● Task inputs:
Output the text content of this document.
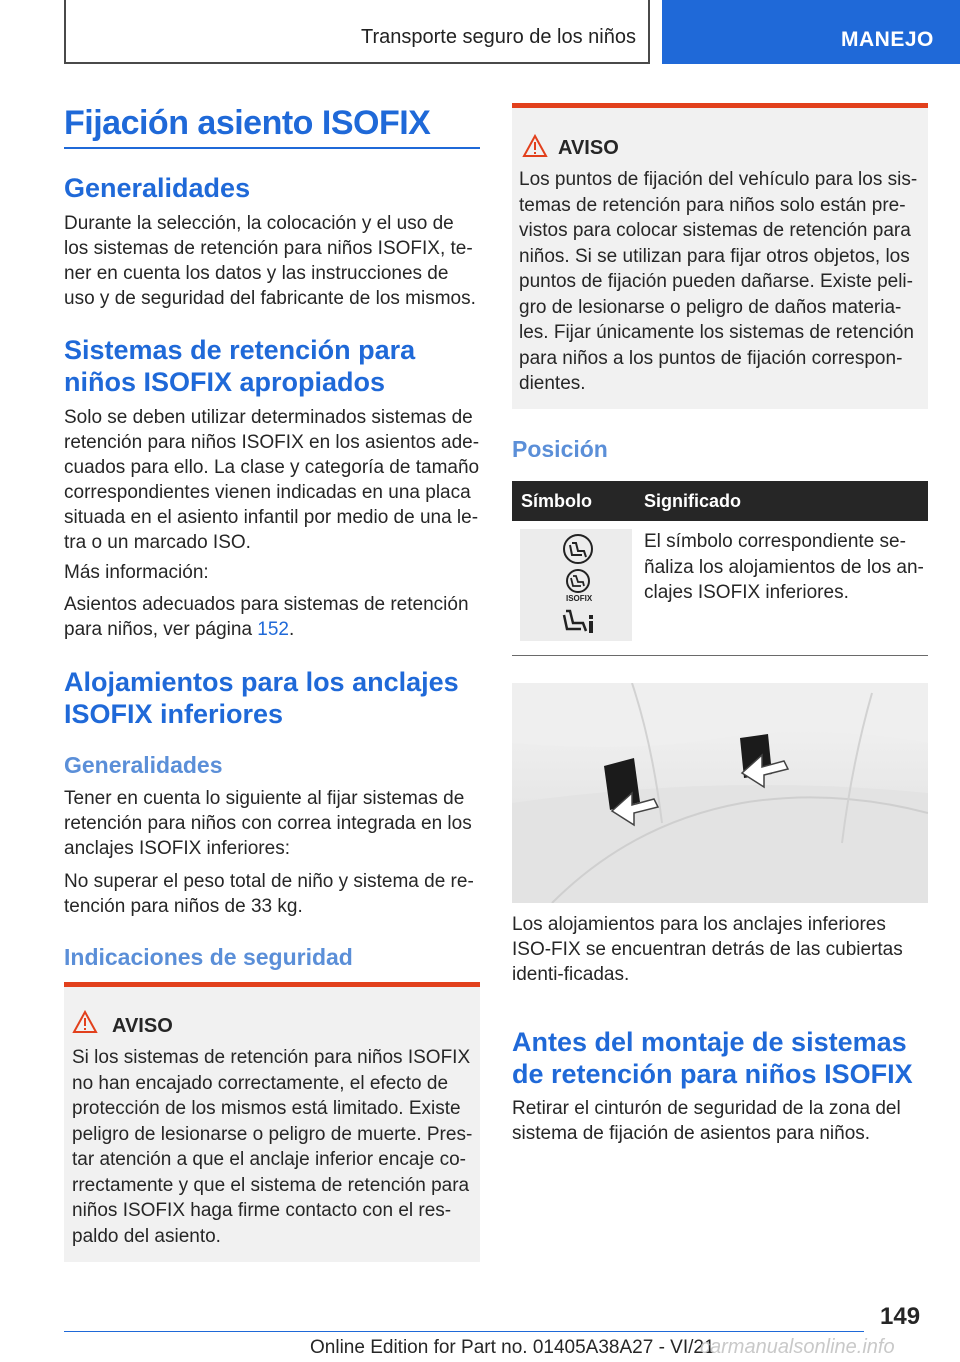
Transporte seguro de los niños	MANEJO
Fijación asiento ISOFIX
Generalidades

Durante la selección, la colocación y el uso de los sistemas de retención para niños ISOFIX, te-ner en cuenta los datos y las instrucciones de uso y de seguridad del fabricante de los mismos.

Sistemas de retención para niños ISOFIX apropiados

Solo se deben utilizar determinados sistemas de retención para niños ISOFIX en los asientos ade-cuados para ello. La clase y categoría de tamaño correspondientes vienen indicadas en una placa situada en el asiento infantil por medio de una le-tra o un marcado ISO.

Más información:

Asientos adecuados para sistemas de retención para niños, ver página 152.

Alojamientos para los anclajes ISOFIX inferiores
Generalidades

Tener en cuenta lo siguiente al fijar sistemas de retención para niños con correa integrada en los anclajes ISOFIX inferiores:

No superar el peso total de niño y sistema de re-tención para niños de 33 kg.

Indicaciones de seguridad
AVISO
Si los sistemas de retención para niños ISOFIX no han encajado correctamente, el efecto de protección de los mismos está limitado. Existe peligro de lesionarse o peligro de muerte. Pres-tar atención a que el anclaje inferior encaje co-rrectamente y que el sistema de retención para niños ISOFIX haga firme contacto con el res-paldo del asiento.
AVISO
Los puntos de fijación del vehículo para los sis-temas de retención para niños solo están pre-vistos para colocar sistemas de retención para niños. Si se utilizan para fijar otros objetos, los puntos de fijación pueden dañarse. Existe peli-gro de lesionarse o peligro de daños materia-les. Fijar únicamente los sistemas de retención para niños a los puntos de fijación correspon-dientes.
Posición
Símbolo	Significado
ISOFIX
El símbolo correspondiente se-ñaliza los alojamientos de los an-clajes ISOFIX inferiores.

Los alojamientos para los anclajes inferiores ISO-FIX se encuentran detrás de las cubiertas identi-ficadas.

Antes del montaje de sistemas de retención para niños ISOFIX

Retirar el cinturón de seguridad de la zona del sistema de fijación de asientos para niños.

149
Online Edition for Part no. 01405A38A27 - VI/21
carmanualsonline.info
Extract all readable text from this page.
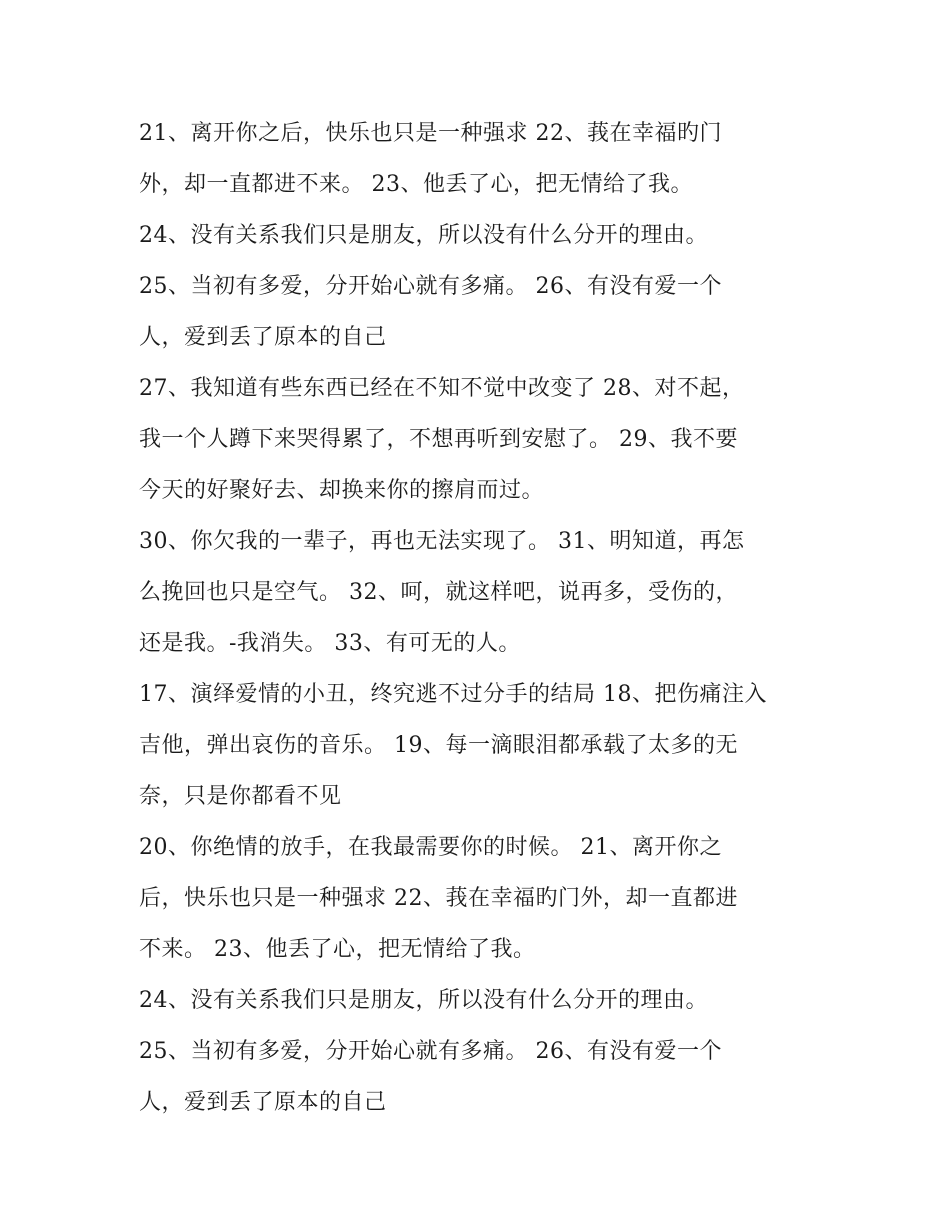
21、离开你之后，快乐也只是一种强求 22、莪在幸福旳门
外，却一直都进不来。 23、他丢了心，把无情给了我。
24、没有关系我们只是朋友，所以没有什么分开的理由。
25、当初有多爱，分开始心就有多痛。 26、有没有爱一个
人，爱到丢了原本的自己
27、我知道有些东西已经在不知不觉中改变了 28、对不起，
我一个人蹲下来哭得累了，不想再听到安慰了。 29、我不要
今天的好聚好去、却换来你的擦肩而过。
30、你欠我的一辈子，再也无法实现了。 31、明知道，再怎
么挽回也只是空气。 32、呵，就这样吧，说再多，受伤的，
还是我。-我消失。 33、有可无的人。
17、演绎爱情的小丑，终究逃不过分手的结局 18、把伤痛注入
吉他，弹出哀伤的音乐。 19、每一滴眼泪都承载了太多的无
奈，只是你都看不见
20、你绝情的放手，在我最需要你的时候。 21、离开你之
后，快乐也只是一种强求 22、莪在幸福旳门外，却一直都进
不来。 23、他丢了心，把无情给了我。
24、没有关系我们只是朋友，所以没有什么分开的理由。
25、当初有多爱，分开始心就有多痛。 26、有没有爱一个
人，爱到丢了原本的自己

● What you should do:
Your task is to set down the records shown above exactly, minus any pictures.

● Full output:
Output the text content of this document.
Transporte seguro de los niños	MANEJO
Fijación asiento ISOFIX
Generalidades

Durante la selección, la colocación y el uso de los sistemas de retención para niños ISOFIX, te-ner en cuenta los datos y las instrucciones de uso y de seguridad del fabricante de los mismos.

Sistemas de retención para niños ISOFIX apropiados

Solo se deben utilizar determinados sistemas de retención para niños ISOFIX en los asientos ade-cuados para ello. La clase y categoría de tamaño correspondientes vienen indicadas en una placa situada en el asiento infantil por medio de una le-tra o un marcado ISO.

Más información:

Asientos adecuados para sistemas de retención para niños, ver página 152.

Alojamientos para los anclajes ISOFIX inferiores
Generalidades

Tener en cuenta lo siguiente al fijar sistemas de retención para niños con correa integrada en los anclajes ISOFIX inferiores:

No superar el peso total de niño y sistema de re-tención para niños de 33 kg.

Indicaciones de seguridad
AVISO
Si los sistemas de retención para niños ISOFIX no han encajado correctamente, el efecto de protección de los mismos está limitado. Existe peligro de lesionarse o peligro de muerte. Pres-tar atención a que el anclaje inferior encaje co-rrectamente y que el sistema de retención para niños ISOFIX haga firme contacto con el res-paldo del asiento.
AVISO
Los puntos de fijación del vehículo para los sis-temas de retención para niños solo están pre-vistos para colocar sistemas de retención para niños. Si se utilizan para fijar otros objetos, los puntos de fijación pueden dañarse. Existe peli-gro de lesionarse o peligro de daños materia-les. Fijar únicamente los sistemas de retención para niños a los puntos de fijación correspon-dientes.
Posición
Símbolo	Significado
ISOFIX
El símbolo correspondiente se-ñaliza los alojamientos de los an-clajes ISOFIX inferiores.

Los alojamientos para los anclajes inferiores ISO-FIX se encuentran detrás de las cubiertas identi-ficadas.

Antes del montaje de sistemas de retención para niños ISOFIX

Retirar el cinturón de seguridad de la zona del sistema de fijación de asientos para niños.

149
Online Edition for Part no. 01405A38A27 - VI/21
carmanualsonline.info
Extract all readable text from this page.
21、离开你之后，快乐也只是一种强求 22、莪在幸福旳门
外，却一直都进不来。 23、他丢了心，把无情给了我。
24、没有关系我们只是朋友，所以没有什么分开的理由。
25、当初有多爱，分开始心就有多痛。 26、有没有爱一个
人，爱到丢了原本的自己
27、我知道有些东西已经在不知不觉中改变了 28、对不起，
我一个人蹲下来哭得累了，不想再听到安慰了。 29、我不要
今天的好聚好去、却换来你的擦肩而过。
30、你欠我的一辈子，再也无法实现了。 31、明知道，再怎
么挽回也只是空气。 32、呵，就这样吧，说再多，受伤的，
还是我。-我消失。 33、有可无的人。
17、演绎爱情的小丑，终究逃不过分手的结局 18、把伤痛注入
吉他，弹出哀伤的音乐。 19、每一滴眼泪都承载了太多的无
奈，只是你都看不见
20、你绝情的放手，在我最需要你的时候。 21、离开你之
后，快乐也只是一种强求 22、莪在幸福旳门外，却一直都进
不来。 23、他丢了心，把无情给了我。
24、没有关系我们只是朋友，所以没有什么分开的理由。
25、当初有多爱，分开始心就有多痛。 26、有没有爱一个
人，爱到丢了原本的自己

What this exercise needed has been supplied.